Site: http://www.readyremote.com/faqs.asp?answer=16
The ability of any remote starter to actually start the vehicle is always at question when installing on a carbureted vehicle. We recommend first identifying how the vehicle starts in the morning when cold.
Case One:
If you press and hold the gas down while cranking the vehicle and the vehicle starts within 6 seconds, AND then as you release the starter you release the gas AND the vehicle then continues to run a full 10 minutes without any intervention then any remote start we manufacture combined with our carburetor kit will work just fine.
Case Two:
Case 1 will not start the vehicle BUT If you press the gas ONCE and release it, then turn the vehicle to start, cranking no more than 6 seconds, and the vehicle starts and runs 10 minutes without any further intervention than our 30 series units such as the 20036 plus our carburetor kit will work.

**Aim 1**
Please report every line of the records that contains the string "trader", treating uppercase and lowercase as different.

Data records
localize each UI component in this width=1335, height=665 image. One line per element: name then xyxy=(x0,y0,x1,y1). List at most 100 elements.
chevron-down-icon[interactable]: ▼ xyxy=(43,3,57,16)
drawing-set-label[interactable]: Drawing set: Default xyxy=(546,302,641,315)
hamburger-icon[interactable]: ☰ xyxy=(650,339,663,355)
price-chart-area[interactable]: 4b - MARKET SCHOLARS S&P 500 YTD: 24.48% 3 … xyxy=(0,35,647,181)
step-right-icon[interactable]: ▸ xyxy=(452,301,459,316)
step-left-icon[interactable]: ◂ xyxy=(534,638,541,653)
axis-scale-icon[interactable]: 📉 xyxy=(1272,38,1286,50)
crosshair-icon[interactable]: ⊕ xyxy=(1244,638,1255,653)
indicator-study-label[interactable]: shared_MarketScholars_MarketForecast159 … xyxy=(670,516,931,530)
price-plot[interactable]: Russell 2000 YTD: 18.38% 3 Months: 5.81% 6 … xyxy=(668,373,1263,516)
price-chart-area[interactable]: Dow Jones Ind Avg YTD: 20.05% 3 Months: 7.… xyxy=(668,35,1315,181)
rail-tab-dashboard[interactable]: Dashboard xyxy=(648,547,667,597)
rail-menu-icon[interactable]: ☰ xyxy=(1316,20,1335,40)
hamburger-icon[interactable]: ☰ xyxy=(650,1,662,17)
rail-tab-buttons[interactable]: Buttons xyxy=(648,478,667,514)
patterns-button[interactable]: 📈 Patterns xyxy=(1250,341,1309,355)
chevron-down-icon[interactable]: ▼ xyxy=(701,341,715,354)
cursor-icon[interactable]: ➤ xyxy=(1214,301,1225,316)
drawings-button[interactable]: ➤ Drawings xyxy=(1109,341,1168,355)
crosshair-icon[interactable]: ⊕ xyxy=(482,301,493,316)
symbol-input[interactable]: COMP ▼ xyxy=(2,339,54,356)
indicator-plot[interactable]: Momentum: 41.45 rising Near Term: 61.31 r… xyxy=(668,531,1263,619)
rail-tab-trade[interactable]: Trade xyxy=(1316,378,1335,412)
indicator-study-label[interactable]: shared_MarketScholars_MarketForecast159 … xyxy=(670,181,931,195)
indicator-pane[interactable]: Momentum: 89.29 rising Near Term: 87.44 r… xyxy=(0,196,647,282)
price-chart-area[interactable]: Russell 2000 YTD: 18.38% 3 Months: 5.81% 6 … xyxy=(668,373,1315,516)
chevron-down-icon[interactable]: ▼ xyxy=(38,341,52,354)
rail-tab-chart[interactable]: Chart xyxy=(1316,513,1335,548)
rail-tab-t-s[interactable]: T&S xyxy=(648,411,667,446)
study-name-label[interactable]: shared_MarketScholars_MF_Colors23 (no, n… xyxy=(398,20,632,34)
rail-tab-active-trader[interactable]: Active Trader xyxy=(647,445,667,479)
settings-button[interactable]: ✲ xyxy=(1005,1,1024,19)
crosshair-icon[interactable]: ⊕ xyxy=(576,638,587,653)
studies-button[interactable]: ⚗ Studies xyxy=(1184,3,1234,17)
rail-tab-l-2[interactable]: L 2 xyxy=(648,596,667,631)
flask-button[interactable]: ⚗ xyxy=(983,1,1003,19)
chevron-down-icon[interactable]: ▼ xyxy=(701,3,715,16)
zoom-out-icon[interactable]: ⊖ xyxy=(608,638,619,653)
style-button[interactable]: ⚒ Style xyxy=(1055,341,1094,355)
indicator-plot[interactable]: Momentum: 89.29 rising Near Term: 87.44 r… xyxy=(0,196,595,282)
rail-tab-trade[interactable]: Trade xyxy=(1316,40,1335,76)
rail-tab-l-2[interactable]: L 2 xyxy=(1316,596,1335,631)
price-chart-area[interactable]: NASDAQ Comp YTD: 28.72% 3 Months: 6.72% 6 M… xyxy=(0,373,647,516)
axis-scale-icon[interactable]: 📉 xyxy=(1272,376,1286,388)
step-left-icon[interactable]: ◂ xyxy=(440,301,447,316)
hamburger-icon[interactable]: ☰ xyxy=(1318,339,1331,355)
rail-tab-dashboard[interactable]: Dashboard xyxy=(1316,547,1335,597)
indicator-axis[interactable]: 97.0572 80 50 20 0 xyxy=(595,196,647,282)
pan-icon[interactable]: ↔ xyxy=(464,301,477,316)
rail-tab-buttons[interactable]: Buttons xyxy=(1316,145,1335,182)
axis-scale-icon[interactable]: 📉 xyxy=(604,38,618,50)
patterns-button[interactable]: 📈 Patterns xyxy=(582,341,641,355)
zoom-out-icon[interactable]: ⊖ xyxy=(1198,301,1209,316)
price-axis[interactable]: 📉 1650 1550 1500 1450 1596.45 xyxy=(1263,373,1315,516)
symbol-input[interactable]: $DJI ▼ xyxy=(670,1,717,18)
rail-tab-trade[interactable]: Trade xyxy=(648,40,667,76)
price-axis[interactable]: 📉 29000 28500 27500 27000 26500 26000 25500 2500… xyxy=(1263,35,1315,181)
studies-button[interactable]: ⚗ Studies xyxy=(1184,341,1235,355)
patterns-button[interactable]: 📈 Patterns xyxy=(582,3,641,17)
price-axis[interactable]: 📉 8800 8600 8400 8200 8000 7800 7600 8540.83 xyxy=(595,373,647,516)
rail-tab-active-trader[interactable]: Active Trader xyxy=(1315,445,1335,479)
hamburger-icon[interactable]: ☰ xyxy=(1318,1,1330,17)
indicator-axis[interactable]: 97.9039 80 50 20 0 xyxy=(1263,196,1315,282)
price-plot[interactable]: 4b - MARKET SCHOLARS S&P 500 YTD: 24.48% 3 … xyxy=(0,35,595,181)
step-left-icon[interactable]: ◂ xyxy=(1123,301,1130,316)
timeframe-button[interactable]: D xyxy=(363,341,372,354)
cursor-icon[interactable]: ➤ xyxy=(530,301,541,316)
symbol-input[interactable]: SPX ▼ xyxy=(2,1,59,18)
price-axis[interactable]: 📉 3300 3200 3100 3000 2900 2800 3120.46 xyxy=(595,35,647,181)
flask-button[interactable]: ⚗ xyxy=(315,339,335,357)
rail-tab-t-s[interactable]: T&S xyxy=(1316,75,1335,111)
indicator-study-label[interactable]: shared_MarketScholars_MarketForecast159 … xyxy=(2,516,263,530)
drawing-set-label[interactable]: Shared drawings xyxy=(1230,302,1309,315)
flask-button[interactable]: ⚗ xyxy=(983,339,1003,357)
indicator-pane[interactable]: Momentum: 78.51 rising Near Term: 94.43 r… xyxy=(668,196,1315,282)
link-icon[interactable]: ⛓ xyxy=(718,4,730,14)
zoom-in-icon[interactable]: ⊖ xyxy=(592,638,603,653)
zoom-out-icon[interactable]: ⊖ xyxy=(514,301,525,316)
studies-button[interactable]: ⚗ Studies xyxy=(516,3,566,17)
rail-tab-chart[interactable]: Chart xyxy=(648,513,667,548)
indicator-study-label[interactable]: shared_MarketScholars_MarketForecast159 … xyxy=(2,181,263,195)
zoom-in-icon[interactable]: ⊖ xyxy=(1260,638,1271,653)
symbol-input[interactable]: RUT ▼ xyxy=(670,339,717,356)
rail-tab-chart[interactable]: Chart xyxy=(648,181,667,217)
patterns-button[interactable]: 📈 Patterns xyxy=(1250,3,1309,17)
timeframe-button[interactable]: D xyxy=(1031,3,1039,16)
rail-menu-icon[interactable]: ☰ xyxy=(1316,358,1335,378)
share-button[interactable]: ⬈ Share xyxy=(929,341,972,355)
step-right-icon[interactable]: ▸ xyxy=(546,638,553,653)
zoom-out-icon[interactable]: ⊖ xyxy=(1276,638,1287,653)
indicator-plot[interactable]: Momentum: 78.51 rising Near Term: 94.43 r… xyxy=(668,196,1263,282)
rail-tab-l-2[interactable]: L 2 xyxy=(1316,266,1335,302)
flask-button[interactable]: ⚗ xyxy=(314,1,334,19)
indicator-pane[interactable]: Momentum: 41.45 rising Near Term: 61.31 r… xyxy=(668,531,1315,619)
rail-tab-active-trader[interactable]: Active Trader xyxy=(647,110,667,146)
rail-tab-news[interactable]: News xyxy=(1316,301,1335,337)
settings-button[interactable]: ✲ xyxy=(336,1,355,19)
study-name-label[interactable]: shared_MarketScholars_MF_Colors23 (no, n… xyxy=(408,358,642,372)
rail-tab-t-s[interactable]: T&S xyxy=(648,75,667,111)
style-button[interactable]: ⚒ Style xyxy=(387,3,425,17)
---
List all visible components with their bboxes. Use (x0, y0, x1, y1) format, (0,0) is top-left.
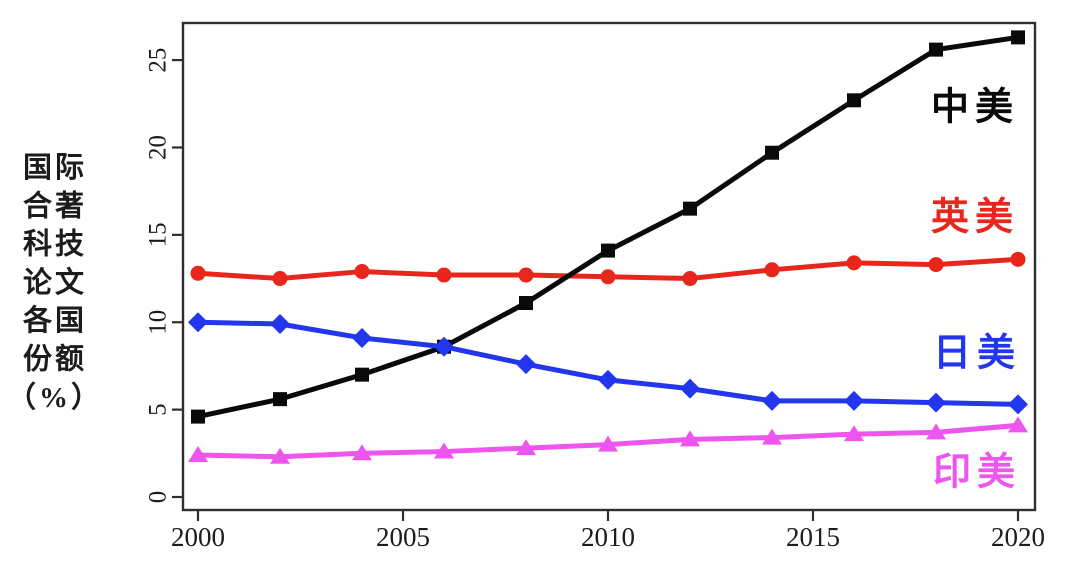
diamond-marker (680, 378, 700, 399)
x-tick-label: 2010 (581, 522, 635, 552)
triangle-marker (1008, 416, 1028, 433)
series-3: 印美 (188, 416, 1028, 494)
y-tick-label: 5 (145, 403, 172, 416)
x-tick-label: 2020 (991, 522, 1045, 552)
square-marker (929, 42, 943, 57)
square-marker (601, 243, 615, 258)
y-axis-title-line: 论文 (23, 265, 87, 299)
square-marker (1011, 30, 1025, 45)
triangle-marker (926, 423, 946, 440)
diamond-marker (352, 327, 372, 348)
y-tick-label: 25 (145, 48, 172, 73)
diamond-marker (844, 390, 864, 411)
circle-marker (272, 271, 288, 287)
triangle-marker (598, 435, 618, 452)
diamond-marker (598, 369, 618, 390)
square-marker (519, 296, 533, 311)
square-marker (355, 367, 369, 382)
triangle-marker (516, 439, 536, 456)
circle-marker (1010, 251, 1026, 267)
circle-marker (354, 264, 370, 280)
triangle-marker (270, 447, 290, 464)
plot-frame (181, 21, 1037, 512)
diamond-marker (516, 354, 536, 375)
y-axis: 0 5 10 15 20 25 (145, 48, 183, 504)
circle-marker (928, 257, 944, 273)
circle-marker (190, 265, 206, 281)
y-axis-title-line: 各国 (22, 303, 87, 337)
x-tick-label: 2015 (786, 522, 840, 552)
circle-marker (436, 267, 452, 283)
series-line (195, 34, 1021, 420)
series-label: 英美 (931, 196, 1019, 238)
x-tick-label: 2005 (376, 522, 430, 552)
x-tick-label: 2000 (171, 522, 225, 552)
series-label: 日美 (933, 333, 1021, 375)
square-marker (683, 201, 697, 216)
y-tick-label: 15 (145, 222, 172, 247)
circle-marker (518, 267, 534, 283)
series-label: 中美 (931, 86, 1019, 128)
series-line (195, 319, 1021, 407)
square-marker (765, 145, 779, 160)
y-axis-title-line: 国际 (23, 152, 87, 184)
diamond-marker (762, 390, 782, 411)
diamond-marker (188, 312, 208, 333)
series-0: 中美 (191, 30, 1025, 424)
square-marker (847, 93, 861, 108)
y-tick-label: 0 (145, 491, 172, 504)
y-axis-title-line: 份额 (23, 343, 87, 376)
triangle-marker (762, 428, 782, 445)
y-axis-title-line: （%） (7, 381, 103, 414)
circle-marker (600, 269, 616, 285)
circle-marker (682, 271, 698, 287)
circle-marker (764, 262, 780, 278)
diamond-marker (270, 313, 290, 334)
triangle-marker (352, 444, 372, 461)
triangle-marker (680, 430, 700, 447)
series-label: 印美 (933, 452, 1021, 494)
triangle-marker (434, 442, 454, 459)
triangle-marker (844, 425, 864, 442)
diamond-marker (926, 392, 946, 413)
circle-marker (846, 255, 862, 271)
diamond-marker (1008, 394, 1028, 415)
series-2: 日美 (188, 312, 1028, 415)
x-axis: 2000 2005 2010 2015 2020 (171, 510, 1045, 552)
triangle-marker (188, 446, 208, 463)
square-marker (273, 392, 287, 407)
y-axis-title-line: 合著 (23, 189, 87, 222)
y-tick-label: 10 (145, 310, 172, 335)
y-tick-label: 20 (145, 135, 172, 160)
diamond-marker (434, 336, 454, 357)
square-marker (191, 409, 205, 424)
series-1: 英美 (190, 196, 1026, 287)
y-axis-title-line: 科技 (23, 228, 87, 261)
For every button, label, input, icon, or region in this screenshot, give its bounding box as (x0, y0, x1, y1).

**Aim 2**
Write out everything in the FAQ excerpt from "Site: http://www.readyremote.com/faqs.asp?answer=16" down to "morning when cold.", putting "remote start unit" in place of "remote starter".

**Problem solution 1**
rail-tab-active-trader[interactable]: Active Trader xyxy=(647,445,667,479)
rail-tab-active-trader[interactable]: Active Trader xyxy=(1315,445,1335,479)
rail-tab-active-trader[interactable]: Active Trader xyxy=(647,110,667,146)

**Problem solution 2**
Site: http://www.readyremote.com/faqs.asp?answer=16
The ability of any remote start unit to actually start the vehicle is always at question when installing on a carbureted vehicle. We recommend first identifying how the vehicle starts in the morning when cold.